__Exercise prompt__
Reproduce each line exactly.

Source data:

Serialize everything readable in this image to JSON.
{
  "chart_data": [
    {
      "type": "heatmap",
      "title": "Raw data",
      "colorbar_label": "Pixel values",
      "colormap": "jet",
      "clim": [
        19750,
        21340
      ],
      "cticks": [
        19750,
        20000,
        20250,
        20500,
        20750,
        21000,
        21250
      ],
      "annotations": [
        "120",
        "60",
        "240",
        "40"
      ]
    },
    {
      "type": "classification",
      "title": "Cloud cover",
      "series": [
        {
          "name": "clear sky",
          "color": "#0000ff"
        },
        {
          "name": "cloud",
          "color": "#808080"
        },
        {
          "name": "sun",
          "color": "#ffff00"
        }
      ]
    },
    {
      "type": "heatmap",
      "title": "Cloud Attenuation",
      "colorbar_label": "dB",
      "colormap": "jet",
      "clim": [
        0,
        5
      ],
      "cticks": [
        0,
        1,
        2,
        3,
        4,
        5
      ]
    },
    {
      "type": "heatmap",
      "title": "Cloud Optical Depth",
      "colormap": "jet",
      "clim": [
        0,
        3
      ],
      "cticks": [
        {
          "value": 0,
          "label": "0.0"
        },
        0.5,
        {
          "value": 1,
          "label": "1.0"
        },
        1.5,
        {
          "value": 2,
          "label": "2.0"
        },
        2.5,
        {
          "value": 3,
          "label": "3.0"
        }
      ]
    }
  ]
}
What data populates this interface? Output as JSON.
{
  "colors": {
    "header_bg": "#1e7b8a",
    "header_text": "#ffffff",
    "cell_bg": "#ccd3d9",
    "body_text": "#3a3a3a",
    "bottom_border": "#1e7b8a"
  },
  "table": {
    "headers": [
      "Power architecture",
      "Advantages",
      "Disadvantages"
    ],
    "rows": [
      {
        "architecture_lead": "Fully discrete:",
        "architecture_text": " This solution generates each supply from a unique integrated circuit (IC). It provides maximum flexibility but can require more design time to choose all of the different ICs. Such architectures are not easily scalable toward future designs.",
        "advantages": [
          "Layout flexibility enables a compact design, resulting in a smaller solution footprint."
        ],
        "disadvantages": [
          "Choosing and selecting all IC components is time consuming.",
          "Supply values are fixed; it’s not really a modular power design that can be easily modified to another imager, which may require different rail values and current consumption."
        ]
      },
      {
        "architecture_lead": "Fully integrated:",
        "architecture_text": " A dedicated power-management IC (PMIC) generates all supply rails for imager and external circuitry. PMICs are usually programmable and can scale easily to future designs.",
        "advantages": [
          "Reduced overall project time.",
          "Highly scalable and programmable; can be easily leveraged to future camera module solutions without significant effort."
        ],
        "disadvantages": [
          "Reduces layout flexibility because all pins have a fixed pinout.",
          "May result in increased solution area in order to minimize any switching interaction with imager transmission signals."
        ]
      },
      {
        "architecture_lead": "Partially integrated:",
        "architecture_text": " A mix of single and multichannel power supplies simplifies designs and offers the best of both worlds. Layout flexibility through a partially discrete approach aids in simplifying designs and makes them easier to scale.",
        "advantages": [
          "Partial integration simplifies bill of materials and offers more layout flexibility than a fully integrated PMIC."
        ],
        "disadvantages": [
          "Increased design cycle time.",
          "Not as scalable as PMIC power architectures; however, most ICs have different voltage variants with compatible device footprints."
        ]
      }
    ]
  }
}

__Correct answer__
Serialize everything readable in this image to JSON.
{
  "chart_data": [
    {
      "type": "heatmap",
      "title": "Raw data",
      "colorbar_label": "Pixel values",
      "colormap": "jet",
      "clim": [
        19750,
        21340
      ],
      "cticks": [
        19750,
        20000,
        20250,
        20500,
        20750,
        21000,
        21250
      ],
      "annotations": [
        "120",
        "60",
        "240",
        "40"
      ]
    },
    {
      "type": "classification",
      "title": "Cloud cover",
      "series": [
        {
          "name": "clear sky",
          "color": "#0000ff"
        },
        {
          "name": "cloud",
          "color": "#808080"
        },
        {
          "name": "sun",
          "color": "#ffff00"
        }
      ]
    },
    {
      "type": "heatmap",
      "title": "Cloud Attenuation",
      "colorbar_label": "dB",
      "colormap": "jet",
      "clim": [
        0,
        5
      ],
      "cticks": [
        0,
        1,
        2,
        3,
        4,
        5
      ]
    },
    {
      "type": "heatmap",
      "title": "Cloud Optical Depth",
      "colormap": "jet",
      "clim": [
        0,
        3
      ],
      "cticks": [
        {
          "value": 0,
          "label": "0.0"
        },
        0.5,
        {
          "value": 1,
          "label": "1.0"
        },
        1.5,
        {
          "value": 2,
          "label": "2.0"
        },
        2.5,
        {
          "value": 3,
          "label": "3.0"
        }
      ]
    }
  ]
}
What data populates this interface? Output as JSON.
{
  "colors": {
    "header_bg": "#1e7b8a",
    "header_text": "#ffffff",
    "cell_bg": "#ccd3d9",
    "body_text": "#3a3a3a",
    "bottom_border": "#1e7b8a"
  },
  "table": {
    "headers": [
      "Power architecture",
      "Advantages",
      "Disadvantages"
    ],
    "rows": [
      {
        "architecture_lead": "Fully discrete:",
        "architecture_text": " This solution generates each supply from a unique integrated circuit (IC). It provides maximum flexibility but can require more design time to choose all of the different ICs. Such architectures are not easily scalable toward future designs.",
        "advantages": [
          "Layout flexibility enables a compact design, resulting in a smaller solution footprint."
        ],
        "disadvantages": [
          "Choosing and selecting all IC components is time consuming.",
          "Supply values are fixed; it’s not really a modular power design that can be easily modified to another imager, which may require different rail values and current consumption."
        ]
      },
      {
        "architecture_lead": "Fully integrated:",
        "architecture_text": " A dedicated power-management IC (PMIC) generates all supply rails for imager and external circuitry. PMICs are usually programmable and can scale easily to future designs.",
        "advantages": [
          "Reduced overall project time.",
          "Highly scalable and programmable; can be easily leveraged to future camera module solutions without significant effort."
        ],
        "disadvantages": [
          "Reduces layout flexibility because all pins have a fixed pinout.",
          "May result in increased solution area in order to minimize any switching interaction with imager transmission signals."
        ]
      },
      {
        "architecture_lead": "Partially integrated:",
        "architecture_text": " A mix of single and multichannel power supplies simplifies designs and offers the best of both worlds. Layout flexibility through a partially discrete approach aids in simplifying designs and makes them easier to scale.",
        "advantages": [
          "Partial integration simplifies bill of materials and offers more layout flexibility than a fully integrated PMIC."
        ],
        "disadvantages": [
          "Increased design cycle time.",
          "Not as scalable as PMIC power architectures; however, most ICs have different voltage variants with compatible device footprints."
        ]
      }
    ]
  }
}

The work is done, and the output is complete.